WHAT YOU SHOULD DO: Reproduce the listing below verbatim.

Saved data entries
----
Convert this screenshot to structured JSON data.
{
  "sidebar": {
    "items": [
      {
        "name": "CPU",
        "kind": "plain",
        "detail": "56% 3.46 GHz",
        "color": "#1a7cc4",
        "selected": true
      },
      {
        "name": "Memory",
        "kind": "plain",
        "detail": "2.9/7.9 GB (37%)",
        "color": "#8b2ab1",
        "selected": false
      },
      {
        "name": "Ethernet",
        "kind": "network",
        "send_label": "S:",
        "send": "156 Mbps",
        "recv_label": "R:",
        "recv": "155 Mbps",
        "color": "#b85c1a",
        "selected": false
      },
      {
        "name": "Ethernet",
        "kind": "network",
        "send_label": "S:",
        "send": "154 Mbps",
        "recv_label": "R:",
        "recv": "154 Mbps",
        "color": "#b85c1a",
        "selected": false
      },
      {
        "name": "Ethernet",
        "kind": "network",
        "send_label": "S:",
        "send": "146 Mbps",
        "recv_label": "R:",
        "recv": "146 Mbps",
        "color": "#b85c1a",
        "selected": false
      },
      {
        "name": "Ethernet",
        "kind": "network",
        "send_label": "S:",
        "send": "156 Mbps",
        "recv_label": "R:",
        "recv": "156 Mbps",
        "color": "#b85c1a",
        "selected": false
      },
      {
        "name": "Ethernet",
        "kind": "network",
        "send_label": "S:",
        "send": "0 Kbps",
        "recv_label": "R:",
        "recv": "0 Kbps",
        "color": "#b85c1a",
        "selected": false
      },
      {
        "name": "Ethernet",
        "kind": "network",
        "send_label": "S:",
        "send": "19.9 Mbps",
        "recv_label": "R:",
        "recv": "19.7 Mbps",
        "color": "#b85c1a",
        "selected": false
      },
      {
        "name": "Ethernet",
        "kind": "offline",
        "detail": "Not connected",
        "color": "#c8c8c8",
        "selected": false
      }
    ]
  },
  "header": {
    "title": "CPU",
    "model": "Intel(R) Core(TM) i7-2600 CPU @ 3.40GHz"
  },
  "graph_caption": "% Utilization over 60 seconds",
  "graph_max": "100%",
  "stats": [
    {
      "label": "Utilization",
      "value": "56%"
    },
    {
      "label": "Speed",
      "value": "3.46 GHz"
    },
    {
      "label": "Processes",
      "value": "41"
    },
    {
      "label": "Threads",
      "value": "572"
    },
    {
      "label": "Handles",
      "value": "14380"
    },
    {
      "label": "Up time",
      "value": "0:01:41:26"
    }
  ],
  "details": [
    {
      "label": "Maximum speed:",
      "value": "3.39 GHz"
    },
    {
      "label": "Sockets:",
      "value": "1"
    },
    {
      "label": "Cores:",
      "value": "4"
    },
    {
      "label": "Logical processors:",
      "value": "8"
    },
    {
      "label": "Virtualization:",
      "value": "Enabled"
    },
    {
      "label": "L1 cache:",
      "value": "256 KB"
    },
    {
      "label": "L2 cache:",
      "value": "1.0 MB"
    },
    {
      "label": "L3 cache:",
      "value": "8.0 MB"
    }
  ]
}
----
THE RESULT:
Convert this screenshot to structured JSON data.
{
  "sidebar": {
    "items": [
      {
        "name": "CPU",
        "kind": "plain",
        "detail": "56% 3.46 GHz",
        "color": "#1a7cc4",
        "selected": true
      },
      {
        "name": "Memory",
        "kind": "plain",
        "detail": "2.9/7.9 GB (37%)",
        "color": "#8b2ab1",
        "selected": false
      },
      {
        "name": "Ethernet",
        "kind": "network",
        "send_label": "S:",
        "send": "156 Mbps",
        "recv_label": "R:",
        "recv": "155 Mbps",
        "color": "#b85c1a",
        "selected": false
      },
      {
        "name": "Ethernet",
        "kind": "network",
        "send_label": "S:",
        "send": "154 Mbps",
        "recv_label": "R:",
        "recv": "154 Mbps",
        "color": "#b85c1a",
        "selected": false
      },
      {
        "name": "Ethernet",
        "kind": "network",
        "send_label": "S:",
        "send": "146 Mbps",
        "recv_label": "R:",
        "recv": "146 Mbps",
        "color": "#b85c1a",
        "selected": false
      },
      {
        "name": "Ethernet",
        "kind": "network",
        "send_label": "S:",
        "send": "156 Mbps",
        "recv_label": "R:",
        "recv": "156 Mbps",
        "color": "#b85c1a",
        "selected": false
      },
      {
        "name": "Ethernet",
        "kind": "network",
        "send_label": "S:",
        "send": "0 Kbps",
        "recv_label": "R:",
        "recv": "0 Kbps",
        "color": "#b85c1a",
        "selected": false
      },
      {
        "name": "Ethernet",
        "kind": "network",
        "send_label": "S:",
        "send": "19.9 Mbps",
        "recv_label": "R:",
        "recv": "19.7 Mbps",
        "color": "#b85c1a",
        "selected": false
      },
      {
        "name": "Ethernet",
        "kind": "offline",
        "detail": "Not connected",
        "color": "#c8c8c8",
        "selected": false
      }
    ]
  },
  "header": {
    "title": "CPU",
    "model": "Intel(R) Core(TM) i7-2600 CPU @ 3.40GHz"
  },
  "graph_caption": "% Utilization over 60 seconds",
  "graph_max": "100%",
  "stats": [
    {
      "label": "Utilization",
      "value": "56%"
    },
    {
      "label": "Speed",
      "value": "3.46 GHz"
    },
    {
      "label": "Processes",
      "value": "41"
    },
    {
      "label": "Threads",
      "value": "572"
    },
    {
      "label": "Handles",
      "value": "14380"
    },
    {
      "label": "Up time",
      "value": "0:01:41:26"
    }
  ],
  "details": [
    {
      "label": "Maximum speed:",
      "value": "3.39 GHz"
    },
    {
      "label": "Sockets:",
      "value": "1"
    },
    {
      "label": "Cores:",
      "value": "4"
    },
    {
      "label": "Logical processors:",
      "value": "8"
    },
    {
      "label": "Virtualization:",
      "value": "Enabled"
    },
    {
      "label": "L1 cache:",
      "value": "256 KB"
    },
    {
      "label": "L2 cache:",
      "value": "1.0 MB"
    },
    {
      "label": "L3 cache:",
      "value": "8.0 MB"
    }
  ]
}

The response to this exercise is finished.